→ **What is required**
Reproduce all of the material exactly as shown.

→ **Entries**
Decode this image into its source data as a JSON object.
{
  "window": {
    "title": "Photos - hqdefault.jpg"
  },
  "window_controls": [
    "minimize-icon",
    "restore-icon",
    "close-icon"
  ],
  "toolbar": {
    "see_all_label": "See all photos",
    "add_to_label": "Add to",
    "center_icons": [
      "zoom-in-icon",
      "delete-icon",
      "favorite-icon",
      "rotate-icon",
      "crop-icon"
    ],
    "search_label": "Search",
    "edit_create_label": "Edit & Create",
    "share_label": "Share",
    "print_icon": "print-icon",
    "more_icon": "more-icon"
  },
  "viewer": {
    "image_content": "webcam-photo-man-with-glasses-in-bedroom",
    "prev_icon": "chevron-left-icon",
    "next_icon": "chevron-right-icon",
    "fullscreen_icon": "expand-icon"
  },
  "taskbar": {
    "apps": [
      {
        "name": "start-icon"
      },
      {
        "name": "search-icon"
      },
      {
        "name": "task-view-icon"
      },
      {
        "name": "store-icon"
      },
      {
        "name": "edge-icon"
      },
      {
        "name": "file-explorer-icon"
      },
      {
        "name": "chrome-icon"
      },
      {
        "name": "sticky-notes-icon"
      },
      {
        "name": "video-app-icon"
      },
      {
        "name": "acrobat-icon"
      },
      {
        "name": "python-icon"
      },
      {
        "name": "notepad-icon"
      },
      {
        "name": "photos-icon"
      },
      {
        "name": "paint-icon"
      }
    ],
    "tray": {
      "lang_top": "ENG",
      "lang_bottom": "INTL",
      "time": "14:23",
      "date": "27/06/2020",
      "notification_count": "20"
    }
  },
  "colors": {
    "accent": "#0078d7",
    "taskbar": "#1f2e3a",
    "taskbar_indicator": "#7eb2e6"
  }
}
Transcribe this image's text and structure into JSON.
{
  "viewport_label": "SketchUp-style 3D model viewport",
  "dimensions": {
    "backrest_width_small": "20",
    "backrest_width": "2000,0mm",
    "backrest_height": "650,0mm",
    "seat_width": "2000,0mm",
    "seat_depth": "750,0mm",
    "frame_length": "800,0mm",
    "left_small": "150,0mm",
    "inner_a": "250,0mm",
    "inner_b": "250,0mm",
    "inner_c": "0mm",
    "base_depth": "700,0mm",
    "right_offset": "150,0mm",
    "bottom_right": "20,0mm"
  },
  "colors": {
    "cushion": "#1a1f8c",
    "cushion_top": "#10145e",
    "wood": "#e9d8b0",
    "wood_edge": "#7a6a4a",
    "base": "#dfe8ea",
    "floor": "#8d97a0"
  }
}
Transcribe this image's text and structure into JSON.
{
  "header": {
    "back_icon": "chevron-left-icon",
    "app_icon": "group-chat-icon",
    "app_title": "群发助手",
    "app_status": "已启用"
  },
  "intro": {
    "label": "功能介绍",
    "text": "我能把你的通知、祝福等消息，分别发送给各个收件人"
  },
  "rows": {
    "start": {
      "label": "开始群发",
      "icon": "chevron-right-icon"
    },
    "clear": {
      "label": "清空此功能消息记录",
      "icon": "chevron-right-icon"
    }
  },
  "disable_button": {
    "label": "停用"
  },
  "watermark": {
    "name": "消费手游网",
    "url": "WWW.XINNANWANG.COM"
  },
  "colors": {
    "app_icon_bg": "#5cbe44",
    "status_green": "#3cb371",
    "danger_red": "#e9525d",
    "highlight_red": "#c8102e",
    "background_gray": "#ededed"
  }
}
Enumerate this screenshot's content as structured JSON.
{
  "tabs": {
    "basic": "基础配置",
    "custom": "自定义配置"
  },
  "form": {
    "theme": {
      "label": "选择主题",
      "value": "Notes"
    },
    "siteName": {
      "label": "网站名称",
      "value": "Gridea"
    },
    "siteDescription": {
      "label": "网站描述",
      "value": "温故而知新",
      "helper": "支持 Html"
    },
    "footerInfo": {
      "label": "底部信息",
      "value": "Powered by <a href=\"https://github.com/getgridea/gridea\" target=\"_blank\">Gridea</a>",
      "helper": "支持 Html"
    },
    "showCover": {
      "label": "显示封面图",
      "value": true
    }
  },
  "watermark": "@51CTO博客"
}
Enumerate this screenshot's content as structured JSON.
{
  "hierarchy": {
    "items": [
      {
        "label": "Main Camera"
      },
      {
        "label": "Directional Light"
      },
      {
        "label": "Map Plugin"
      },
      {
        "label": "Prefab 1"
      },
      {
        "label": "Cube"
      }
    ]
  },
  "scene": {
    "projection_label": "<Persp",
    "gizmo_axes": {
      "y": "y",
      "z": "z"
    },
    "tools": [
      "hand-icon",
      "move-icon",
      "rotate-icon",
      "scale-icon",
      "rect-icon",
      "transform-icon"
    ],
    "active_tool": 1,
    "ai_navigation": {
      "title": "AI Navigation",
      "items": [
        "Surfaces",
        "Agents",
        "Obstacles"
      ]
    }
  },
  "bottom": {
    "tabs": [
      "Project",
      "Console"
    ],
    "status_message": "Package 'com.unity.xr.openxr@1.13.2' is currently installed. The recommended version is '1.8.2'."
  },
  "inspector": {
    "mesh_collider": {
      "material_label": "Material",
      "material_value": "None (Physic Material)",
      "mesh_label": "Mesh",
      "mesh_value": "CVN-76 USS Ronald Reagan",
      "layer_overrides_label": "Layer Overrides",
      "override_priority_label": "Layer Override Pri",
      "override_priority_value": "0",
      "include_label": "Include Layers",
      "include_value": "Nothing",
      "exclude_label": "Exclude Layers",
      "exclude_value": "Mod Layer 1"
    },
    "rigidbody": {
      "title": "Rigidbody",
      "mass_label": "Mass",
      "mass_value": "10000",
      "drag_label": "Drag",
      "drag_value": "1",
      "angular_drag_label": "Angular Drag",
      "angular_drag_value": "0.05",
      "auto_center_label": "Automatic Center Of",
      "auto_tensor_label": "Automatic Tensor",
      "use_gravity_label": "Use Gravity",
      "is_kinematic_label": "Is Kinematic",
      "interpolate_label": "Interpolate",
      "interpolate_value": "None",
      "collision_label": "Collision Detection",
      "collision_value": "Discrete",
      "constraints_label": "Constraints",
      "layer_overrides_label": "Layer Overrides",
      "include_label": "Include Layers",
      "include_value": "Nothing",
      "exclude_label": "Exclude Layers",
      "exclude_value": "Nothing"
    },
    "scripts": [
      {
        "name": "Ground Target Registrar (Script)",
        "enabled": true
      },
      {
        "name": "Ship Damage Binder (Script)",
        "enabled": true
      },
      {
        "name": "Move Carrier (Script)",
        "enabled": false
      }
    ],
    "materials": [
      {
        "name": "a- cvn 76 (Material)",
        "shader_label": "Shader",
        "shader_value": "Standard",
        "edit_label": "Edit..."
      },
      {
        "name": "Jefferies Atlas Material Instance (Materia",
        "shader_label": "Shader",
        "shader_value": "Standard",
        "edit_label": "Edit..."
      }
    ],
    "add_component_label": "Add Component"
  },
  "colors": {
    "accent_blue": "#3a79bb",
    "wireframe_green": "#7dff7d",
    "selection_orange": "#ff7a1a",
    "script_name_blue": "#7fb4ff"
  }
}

→ **Worked solution**
Decode this image into its source data as a JSON object.
{
  "window": {
    "title": "Photos - hqdefault.jpg"
  },
  "window_controls": [
    "minimize-icon",
    "restore-icon",
    "close-icon"
  ],
  "toolbar": {
    "see_all_label": "See all photos",
    "add_to_label": "Add to",
    "center_icons": [
      "zoom-in-icon",
      "delete-icon",
      "favorite-icon",
      "rotate-icon",
      "crop-icon"
    ],
    "search_label": "Search",
    "edit_create_label": "Edit & Create",
    "share_label": "Share",
    "print_icon": "print-icon",
    "more_icon": "more-icon"
  },
  "viewer": {
    "image_content": "webcam-photo-man-with-glasses-in-bedroom",
    "prev_icon": "chevron-left-icon",
    "next_icon": "chevron-right-icon",
    "fullscreen_icon": "expand-icon"
  },
  "taskbar": {
    "apps": [
      {
        "name": "start-icon"
      },
      {
        "name": "search-icon"
      },
      {
        "name": "task-view-icon"
      },
      {
        "name": "store-icon"
      },
      {
        "name": "edge-icon"
      },
      {
        "name": "file-explorer-icon"
      },
      {
        "name": "chrome-icon"
      },
      {
        "name": "sticky-notes-icon"
      },
      {
        "name": "video-app-icon"
      },
      {
        "name": "acrobat-icon"
      },
      {
        "name": "python-icon"
      },
      {
        "name": "notepad-icon"
      },
      {
        "name": "photos-icon"
      },
      {
        "name": "paint-icon"
      }
    ],
    "tray": {
      "lang_top": "ENG",
      "lang_bottom": "INTL",
      "time": "14:23",
      "date": "27/06/2020",
      "notification_count": "20"
    }
  },
  "colors": {
    "accent": "#0078d7",
    "taskbar": "#1f2e3a",
    "taskbar_indicator": "#7eb2e6"
  }
}
Transcribe this image's text and structure into JSON.
{
  "viewport_label": "SketchUp-style 3D model viewport",
  "dimensions": {
    "backrest_width_small": "20",
    "backrest_width": "2000,0mm",
    "backrest_height": "650,0mm",
    "seat_width": "2000,0mm",
    "seat_depth": "750,0mm",
    "frame_length": "800,0mm",
    "left_small": "150,0mm",
    "inner_a": "250,0mm",
    "inner_b": "250,0mm",
    "inner_c": "0mm",
    "base_depth": "700,0mm",
    "right_offset": "150,0mm",
    "bottom_right": "20,0mm"
  },
  "colors": {
    "cushion": "#1a1f8c",
    "cushion_top": "#10145e",
    "wood": "#e9d8b0",
    "wood_edge": "#7a6a4a",
    "base": "#dfe8ea",
    "floor": "#8d97a0"
  }
}
Transcribe this image's text and structure into JSON.
{
  "header": {
    "back_icon": "chevron-left-icon",
    "app_icon": "group-chat-icon",
    "app_title": "群发助手",
    "app_status": "已启用"
  },
  "intro": {
    "label": "功能介绍",
    "text": "我能把你的通知、祝福等消息，分别发送给各个收件人"
  },
  "rows": {
    "start": {
      "label": "开始群发",
      "icon": "chevron-right-icon"
    },
    "clear": {
      "label": "清空此功能消息记录",
      "icon": "chevron-right-icon"
    }
  },
  "disable_button": {
    "label": "停用"
  },
  "watermark": {
    "name": "消费手游网",
    "url": "WWW.XINNANWANG.COM"
  },
  "colors": {
    "app_icon_bg": "#5cbe44",
    "status_green": "#3cb371",
    "danger_red": "#e9525d",
    "highlight_red": "#c8102e",
    "background_gray": "#ededed"
  }
}
Enumerate this screenshot's content as structured JSON.
{
  "tabs": {
    "basic": "基础配置",
    "custom": "自定义配置"
  },
  "form": {
    "theme": {
      "label": "选择主题",
      "value": "Notes"
    },
    "siteName": {
      "label": "网站名称",
      "value": "Gridea"
    },
    "siteDescription": {
      "label": "网站描述",
      "value": "温故而知新",
      "helper": "支持 Html"
    },
    "footerInfo": {
      "label": "底部信息",
      "value": "Powered by <a href=\"https://github.com/getgridea/gridea\" target=\"_blank\">Gridea</a>",
      "helper": "支持 Html"
    },
    "showCover": {
      "label": "显示封面图",
      "value": true
    }
  },
  "watermark": "@51CTO博客"
}
Enumerate this screenshot's content as structured JSON.
{
  "hierarchy": {
    "items": [
      {
        "label": "Main Camera"
      },
      {
        "label": "Directional Light"
      },
      {
        "label": "Map Plugin"
      },
      {
        "label": "Prefab 1"
      },
      {
        "label": "Cube"
      }
    ]
  },
  "scene": {
    "projection_label": "<Persp",
    "gizmo_axes": {
      "y": "y",
      "z": "z"
    },
    "tools": [
      "hand-icon",
      "move-icon",
      "rotate-icon",
      "scale-icon",
      "rect-icon",
      "transform-icon"
    ],
    "active_tool": 1,
    "ai_navigation": {
      "title": "AI Navigation",
      "items": [
        "Surfaces",
        "Agents",
        "Obstacles"
      ]
    }
  },
  "bottom": {
    "tabs": [
      "Project",
      "Console"
    ],
    "status_message": "Package 'com.unity.xr.openxr@1.13.2' is currently installed. The recommended version is '1.8.2'."
  },
  "inspector": {
    "mesh_collider": {
      "material_label": "Material",
      "material_value": "None (Physic Material)",
      "mesh_label": "Mesh",
      "mesh_value": "CVN-76 USS Ronald Reagan",
      "layer_overrides_label": "Layer Overrides",
      "override_priority_label": "Layer Override Pri",
      "override_priority_value": "0",
      "include_label": "Include Layers",
      "include_value": "Nothing",
      "exclude_label": "Exclude Layers",
      "exclude_value": "Mod Layer 1"
    },
    "rigidbody": {
      "title": "Rigidbody",
      "mass_label": "Mass",
      "mass_value": "10000",
      "drag_label": "Drag",
      "drag_value": "1",
      "angular_drag_label": "Angular Drag",
      "angular_drag_value": "0.05",
      "auto_center_label": "Automatic Center Of",
      "auto_tensor_label": "Automatic Tensor",
      "use_gravity_label": "Use Gravity",
      "is_kinematic_label": "Is Kinematic",
      "interpolate_label": "Interpolate",
      "interpolate_value": "None",
      "collision_label": "Collision Detection",
      "collision_value": "Discrete",
      "constraints_label": "Constraints",
      "layer_overrides_label": "Layer Overrides",
      "include_label": "Include Layers",
      "include_value": "Nothing",
      "exclude_label": "Exclude Layers",
      "exclude_value": "Nothing"
    },
    "scripts": [
      {
        "name": "Ground Target Registrar (Script)",
        "enabled": true
      },
      {
        "name": "Ship Damage Binder (Script)",
        "enabled": true
      },
      {
        "name": "Move Carrier (Script)",
        "enabled": false
      }
    ],
    "materials": [
      {
        "name": "a- cvn 76 (Material)",
        "shader_label": "Shader",
        "shader_value": "Standard",
        "edit_label": "Edit..."
      },
      {
        "name": "Jefferies Atlas Material Instance (Materia",
        "shader_label": "Shader",
        "shader_value": "Standard",
        "edit_label": "Edit..."
      }
    ],
    "add_component_label": "Add Component"
  },
  "colors": {
    "accent_blue": "#3a79bb",
    "wireframe_green": "#7dff7d",
    "selection_orange": "#ff7a1a",
    "script_name_blue": "#7fb4ff"
  }
}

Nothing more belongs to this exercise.